# Given exercise:
Find the lines holding the string "falsafiy" in the data, then copy all of them.

═══ Material shown ═══

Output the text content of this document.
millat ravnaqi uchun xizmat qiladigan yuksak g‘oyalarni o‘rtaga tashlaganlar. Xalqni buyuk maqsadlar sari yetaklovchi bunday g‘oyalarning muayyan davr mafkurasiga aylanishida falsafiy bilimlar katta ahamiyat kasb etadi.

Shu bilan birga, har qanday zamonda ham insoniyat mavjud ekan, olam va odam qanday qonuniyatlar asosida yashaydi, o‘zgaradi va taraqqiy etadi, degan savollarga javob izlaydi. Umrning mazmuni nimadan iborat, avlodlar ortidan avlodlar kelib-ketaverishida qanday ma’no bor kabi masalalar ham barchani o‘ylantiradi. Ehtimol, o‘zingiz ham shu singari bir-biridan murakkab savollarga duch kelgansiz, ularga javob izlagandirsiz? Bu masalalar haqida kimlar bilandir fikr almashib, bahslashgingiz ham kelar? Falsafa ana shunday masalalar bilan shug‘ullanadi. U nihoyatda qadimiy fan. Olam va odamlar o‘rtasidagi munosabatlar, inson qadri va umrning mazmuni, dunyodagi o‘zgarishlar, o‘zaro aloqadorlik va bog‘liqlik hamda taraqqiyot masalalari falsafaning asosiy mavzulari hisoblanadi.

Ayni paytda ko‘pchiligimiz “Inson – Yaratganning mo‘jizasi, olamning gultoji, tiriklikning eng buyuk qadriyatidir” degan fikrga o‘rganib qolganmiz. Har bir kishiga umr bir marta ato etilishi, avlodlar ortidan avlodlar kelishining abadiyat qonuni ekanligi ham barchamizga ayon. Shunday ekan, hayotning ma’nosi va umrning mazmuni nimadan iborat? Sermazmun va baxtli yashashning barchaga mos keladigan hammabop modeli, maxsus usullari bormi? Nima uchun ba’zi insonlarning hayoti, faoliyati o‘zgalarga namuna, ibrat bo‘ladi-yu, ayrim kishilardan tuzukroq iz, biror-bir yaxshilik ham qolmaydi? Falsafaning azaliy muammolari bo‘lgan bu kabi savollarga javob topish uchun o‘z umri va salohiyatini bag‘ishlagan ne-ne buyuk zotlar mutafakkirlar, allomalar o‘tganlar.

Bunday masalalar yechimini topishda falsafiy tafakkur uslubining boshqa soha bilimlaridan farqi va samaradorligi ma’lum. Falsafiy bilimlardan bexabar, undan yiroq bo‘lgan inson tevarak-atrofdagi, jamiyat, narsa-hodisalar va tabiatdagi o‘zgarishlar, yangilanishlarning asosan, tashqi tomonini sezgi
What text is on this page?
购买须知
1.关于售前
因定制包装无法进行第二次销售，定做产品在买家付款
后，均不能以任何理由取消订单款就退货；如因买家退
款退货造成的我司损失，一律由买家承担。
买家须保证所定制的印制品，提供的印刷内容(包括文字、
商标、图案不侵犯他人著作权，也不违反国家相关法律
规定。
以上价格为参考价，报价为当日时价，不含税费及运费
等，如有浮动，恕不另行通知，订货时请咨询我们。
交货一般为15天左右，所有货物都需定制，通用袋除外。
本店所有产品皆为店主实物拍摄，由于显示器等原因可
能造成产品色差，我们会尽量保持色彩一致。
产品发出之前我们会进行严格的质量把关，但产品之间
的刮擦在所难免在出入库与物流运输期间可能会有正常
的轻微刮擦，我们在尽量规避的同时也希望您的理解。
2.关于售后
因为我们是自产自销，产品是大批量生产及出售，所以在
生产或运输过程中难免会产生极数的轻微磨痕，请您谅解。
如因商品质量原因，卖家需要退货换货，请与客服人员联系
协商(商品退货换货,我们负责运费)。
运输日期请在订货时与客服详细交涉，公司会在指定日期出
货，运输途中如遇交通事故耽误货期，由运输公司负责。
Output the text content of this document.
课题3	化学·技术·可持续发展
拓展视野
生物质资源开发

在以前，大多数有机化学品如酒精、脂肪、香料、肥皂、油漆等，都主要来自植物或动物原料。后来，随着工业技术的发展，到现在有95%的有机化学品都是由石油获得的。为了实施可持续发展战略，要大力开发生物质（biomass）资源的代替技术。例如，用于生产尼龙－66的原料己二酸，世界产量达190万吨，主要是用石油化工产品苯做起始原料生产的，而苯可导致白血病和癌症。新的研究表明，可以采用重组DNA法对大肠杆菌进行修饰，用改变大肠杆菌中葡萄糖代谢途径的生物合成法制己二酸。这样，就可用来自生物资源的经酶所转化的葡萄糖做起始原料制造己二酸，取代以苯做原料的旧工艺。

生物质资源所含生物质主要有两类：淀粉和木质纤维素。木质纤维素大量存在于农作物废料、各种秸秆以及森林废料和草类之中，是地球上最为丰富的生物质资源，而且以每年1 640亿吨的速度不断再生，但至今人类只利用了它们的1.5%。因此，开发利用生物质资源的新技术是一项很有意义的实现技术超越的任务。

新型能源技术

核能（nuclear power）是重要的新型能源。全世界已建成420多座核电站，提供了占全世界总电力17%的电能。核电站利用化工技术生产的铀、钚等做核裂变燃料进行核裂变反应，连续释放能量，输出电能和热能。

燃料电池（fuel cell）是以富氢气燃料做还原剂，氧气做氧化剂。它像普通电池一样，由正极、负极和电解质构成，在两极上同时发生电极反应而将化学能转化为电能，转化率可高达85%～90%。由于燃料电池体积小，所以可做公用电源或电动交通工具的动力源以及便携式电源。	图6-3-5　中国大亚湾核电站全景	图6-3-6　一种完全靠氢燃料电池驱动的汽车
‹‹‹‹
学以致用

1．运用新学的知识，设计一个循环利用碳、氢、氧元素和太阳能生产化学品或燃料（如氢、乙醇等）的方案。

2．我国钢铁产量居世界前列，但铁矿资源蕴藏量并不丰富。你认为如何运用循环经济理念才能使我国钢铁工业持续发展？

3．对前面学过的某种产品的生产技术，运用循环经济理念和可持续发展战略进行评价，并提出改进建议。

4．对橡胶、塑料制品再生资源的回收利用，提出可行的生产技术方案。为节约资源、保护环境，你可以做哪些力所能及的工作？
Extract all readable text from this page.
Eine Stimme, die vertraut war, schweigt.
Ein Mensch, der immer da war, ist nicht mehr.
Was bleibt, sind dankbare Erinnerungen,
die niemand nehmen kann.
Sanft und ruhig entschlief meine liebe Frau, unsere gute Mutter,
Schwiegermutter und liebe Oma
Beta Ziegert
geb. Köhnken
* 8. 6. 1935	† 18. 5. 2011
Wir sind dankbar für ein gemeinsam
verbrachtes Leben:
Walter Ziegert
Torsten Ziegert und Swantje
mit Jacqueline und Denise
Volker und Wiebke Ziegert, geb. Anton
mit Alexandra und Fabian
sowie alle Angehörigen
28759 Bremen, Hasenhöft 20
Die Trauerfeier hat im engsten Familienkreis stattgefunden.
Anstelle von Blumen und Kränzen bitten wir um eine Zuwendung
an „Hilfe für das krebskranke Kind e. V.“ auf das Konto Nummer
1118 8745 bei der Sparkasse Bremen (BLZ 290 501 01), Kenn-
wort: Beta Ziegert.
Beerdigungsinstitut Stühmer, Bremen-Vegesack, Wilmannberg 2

═══

# The response:
millat ravnaqi uchun xizmat qiladigan yuksak g‘oyalarni o‘rtaga tashlaganlar. Xalqni buyuk maqsadlar sari yetaklovchi bunday g‘oyalarning muayyan davr mafkurasiga aylanishida falsafiy bilimlar katta ahamiyat kasb etadi.
Bunday masalalar yechimini topishda falsafiy tafakkur uslubining boshqa soha bilimlaridan farqi va samaradorligi ma’lum. Falsafiy bilimlardan bexabar, undan yiroq bo‘lgan inson tevarak-atrofdagi, jamiyat, narsa-hodisalar va tabiatdagi o‘zgarishlar, yangilanishlarning asosan, tashqi tomonini sezgi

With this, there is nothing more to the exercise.